Given exercise:
Write out each line word for word. Drop pictures.

════

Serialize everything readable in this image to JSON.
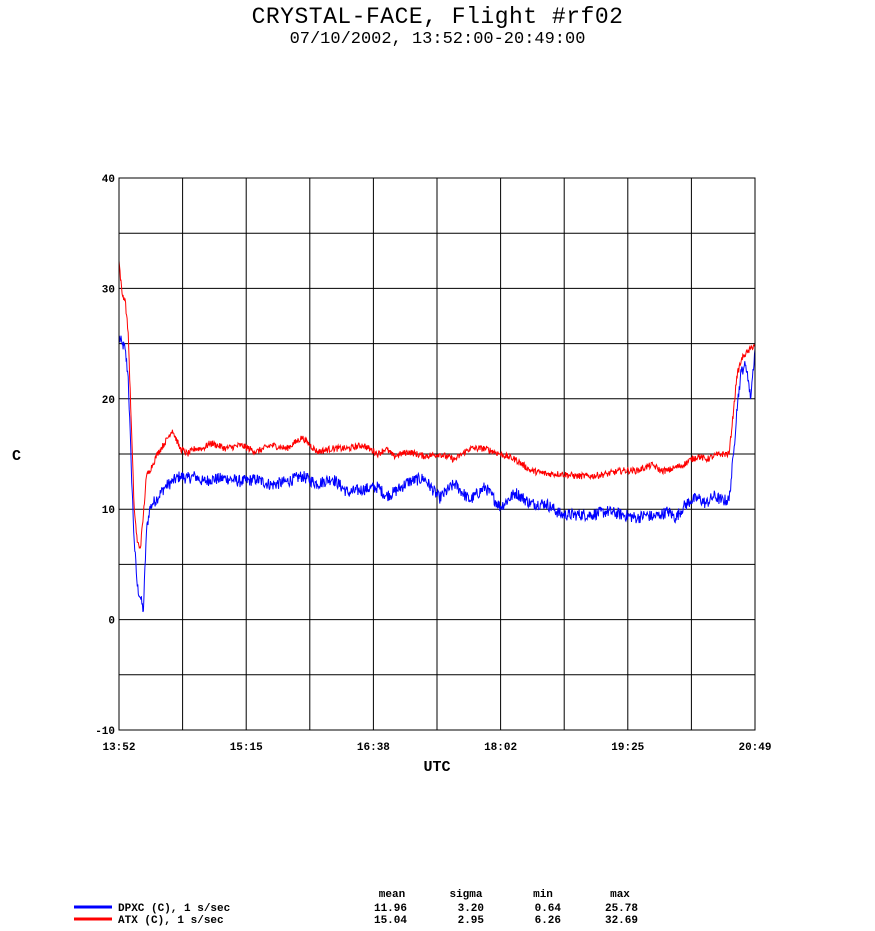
{
  "title": "CRYSTAL-FACE, Flight #rf02",
  "subtitle": "07/10/2002, 13:52:00-20:49:00",
  "chart_data": {
    "type": "line",
    "xlabel": "UTC",
    "ylabel": "C",
    "xlim_minutes": [
      0,
      417
    ],
    "ylim": [
      -10,
      40
    ],
    "x_tick_labels": [
      "13:52",
      "15:15",
      "16:38",
      "18:02",
      "19:25",
      "20:49"
    ],
    "y_ticks": [
      -10,
      0,
      10,
      20,
      30,
      40
    ],
    "grid": true,
    "series": [
      {
        "name": "DPXC (C), 1 s/sec",
        "color": "#0000ff",
        "x_minutes": [
          0,
          2,
          4,
          6,
          8,
          10,
          12,
          14,
          16,
          18,
          20,
          22,
          25,
          30,
          35,
          40,
          45,
          50,
          55,
          60,
          70,
          80,
          90,
          100,
          110,
          120,
          130,
          140,
          150,
          160,
          170,
          175,
          180,
          190,
          200,
          210,
          220,
          230,
          240,
          250,
          260,
          270,
          280,
          290,
          300,
          310,
          320,
          330,
          340,
          345,
          350,
          355,
          360,
          365,
          370,
          375,
          380,
          385,
          390,
          395,
          400,
          403,
          405,
          408,
          410,
          412,
          414,
          417
        ],
        "values": [
          25.5,
          25,
          24.5,
          22,
          14,
          7,
          3,
          2,
          0.8,
          8,
          10,
          10.5,
          11,
          12,
          12.5,
          13,
          12.8,
          13,
          12.5,
          12.7,
          12.8,
          12.5,
          12.7,
          12.2,
          12.5,
          13,
          12.3,
          12.8,
          11.5,
          11.8,
          12,
          11.2,
          11.5,
          12.5,
          12.8,
          11,
          12.3,
          10.8,
          12,
          10.2,
          11.5,
          10.5,
          10.5,
          9.5,
          9.5,
          9.5,
          9.8,
          9.5,
          9.2,
          9.5,
          9.3,
          9.5,
          9.8,
          9.2,
          10.2,
          10.8,
          11,
          10.5,
          11.2,
          10.8,
          10.8,
          15,
          19,
          22.5,
          23,
          22.5,
          20,
          24.5
        ]
      },
      {
        "name": "ATX (C), 1 s/sec",
        "color": "#ff0000",
        "x_minutes": [
          0,
          2,
          4,
          6,
          8,
          10,
          12,
          14,
          16,
          18,
          20,
          22,
          25,
          30,
          35,
          40,
          45,
          50,
          55,
          60,
          70,
          80,
          90,
          100,
          110,
          120,
          130,
          140,
          150,
          160,
          170,
          175,
          180,
          190,
          200,
          210,
          220,
          230,
          240,
          250,
          260,
          270,
          280,
          290,
          300,
          310,
          320,
          330,
          340,
          345,
          350,
          355,
          360,
          365,
          370,
          375,
          380,
          385,
          390,
          395,
          400,
          403,
          405,
          408,
          410,
          412,
          414,
          417
        ],
        "values": [
          32.5,
          29.5,
          29,
          26,
          18,
          10,
          7,
          6.5,
          9.5,
          13,
          13.5,
          14,
          15,
          16,
          17.2,
          15.5,
          15,
          15.5,
          15.5,
          16,
          15.5,
          15.8,
          15.2,
          15.8,
          15.5,
          16.5,
          15.2,
          15.5,
          15.5,
          15.8,
          15,
          15.5,
          14.8,
          15.2,
          14.8,
          15,
          14.5,
          15.5,
          15.5,
          15,
          14.5,
          13.5,
          13.2,
          13.2,
          13,
          13,
          13.2,
          13.5,
          13.5,
          13.8,
          14,
          13.5,
          13.5,
          13.8,
          14,
          14.5,
          14.8,
          14.5,
          14.8,
          15,
          15,
          19,
          22,
          23.5,
          24,
          24.2,
          24.5,
          25
        ]
      }
    ],
    "stats": {
      "headers": [
        "mean",
        "sigma",
        "min",
        "max"
      ],
      "rows": [
        {
          "name": "DPXC (C), 1 s/sec",
          "values": [
            "11.96",
            "3.20",
            "0.64",
            "25.78"
          ]
        },
        {
          "name": "ATX (C), 1 s/sec",
          "values": [
            "15.04",
            "2.95",
            "6.26",
            "32.69"
          ]
        }
      ]
    }
  }
}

════

Answer to the exercise:
Serialize everything readable in this image to JSON.
{
  "title": "CRYSTAL-FACE, Flight #rf02",
  "subtitle": "07/10/2002, 13:52:00-20:49:00",
  "chart_data": {
    "type": "line",
    "xlabel": "UTC",
    "ylabel": "C",
    "xlim_minutes": [
      0,
      417
    ],
    "ylim": [
      -10,
      40
    ],
    "x_tick_labels": [
      "13:52",
      "15:15",
      "16:38",
      "18:02",
      "19:25",
      "20:49"
    ],
    "y_ticks": [
      -10,
      0,
      10,
      20,
      30,
      40
    ],
    "grid": true,
    "series": [
      {
        "name": "DPXC (C), 1 s/sec",
        "color": "#0000ff",
        "x_minutes": [
          0,
          2,
          4,
          6,
          8,
          10,
          12,
          14,
          16,
          18,
          20,
          22,
          25,
          30,
          35,
          40,
          45,
          50,
          55,
          60,
          70,
          80,
          90,
          100,
          110,
          120,
          130,
          140,
          150,
          160,
          170,
          175,
          180,
          190,
          200,
          210,
          220,
          230,
          240,
          250,
          260,
          270,
          280,
          290,
          300,
          310,
          320,
          330,
          340,
          345,
          350,
          355,
          360,
          365,
          370,
          375,
          380,
          385,
          390,
          395,
          400,
          403,
          405,
          408,
          410,
          412,
          414,
          417
        ],
        "values": [
          25.5,
          25,
          24.5,
          22,
          14,
          7,
          3,
          2,
          0.8,
          8,
          10,
          10.5,
          11,
          12,
          12.5,
          13,
          12.8,
          13,
          12.5,
          12.7,
          12.8,
          12.5,
          12.7,
          12.2,
          12.5,
          13,
          12.3,
          12.8,
          11.5,
          11.8,
          12,
          11.2,
          11.5,
          12.5,
          12.8,
          11,
          12.3,
          10.8,
          12,
          10.2,
          11.5,
          10.5,
          10.5,
          9.5,
          9.5,
          9.5,
          9.8,
          9.5,
          9.2,
          9.5,
          9.3,
          9.5,
          9.8,
          9.2,
          10.2,
          10.8,
          11,
          10.5,
          11.2,
          10.8,
          10.8,
          15,
          19,
          22.5,
          23,
          22.5,
          20,
          24.5
        ]
      },
      {
        "name": "ATX (C), 1 s/sec",
        "color": "#ff0000",
        "x_minutes": [
          0,
          2,
          4,
          6,
          8,
          10,
          12,
          14,
          16,
          18,
          20,
          22,
          25,
          30,
          35,
          40,
          45,
          50,
          55,
          60,
          70,
          80,
          90,
          100,
          110,
          120,
          130,
          140,
          150,
          160,
          170,
          175,
          180,
          190,
          200,
          210,
          220,
          230,
          240,
          250,
          260,
          270,
          280,
          290,
          300,
          310,
          320,
          330,
          340,
          345,
          350,
          355,
          360,
          365,
          370,
          375,
          380,
          385,
          390,
          395,
          400,
          403,
          405,
          408,
          410,
          412,
          414,
          417
        ],
        "values": [
          32.5,
          29.5,
          29,
          26,
          18,
          10,
          7,
          6.5,
          9.5,
          13,
          13.5,
          14,
          15,
          16,
          17.2,
          15.5,
          15,
          15.5,
          15.5,
          16,
          15.5,
          15.8,
          15.2,
          15.8,
          15.5,
          16.5,
          15.2,
          15.5,
          15.5,
          15.8,
          15,
          15.5,
          14.8,
          15.2,
          14.8,
          15,
          14.5,
          15.5,
          15.5,
          15,
          14.5,
          13.5,
          13.2,
          13.2,
          13,
          13,
          13.2,
          13.5,
          13.5,
          13.8,
          14,
          13.5,
          13.5,
          13.8,
          14,
          14.5,
          14.8,
          14.5,
          14.8,
          15,
          15,
          19,
          22,
          23.5,
          24,
          24.2,
          24.5,
          25
        ]
      }
    ],
    "stats": {
      "headers": [
        "mean",
        "sigma",
        "min",
        "max"
      ],
      "rows": [
        {
          "name": "DPXC (C), 1 s/sec",
          "values": [
            "11.96",
            "3.20",
            "0.64",
            "25.78"
          ]
        },
        {
          "name": "ATX (C), 1 s/sec",
          "values": [
            "15.04",
            "2.95",
            "6.26",
            "32.69"
          ]
        }
      ]
    }
  }
}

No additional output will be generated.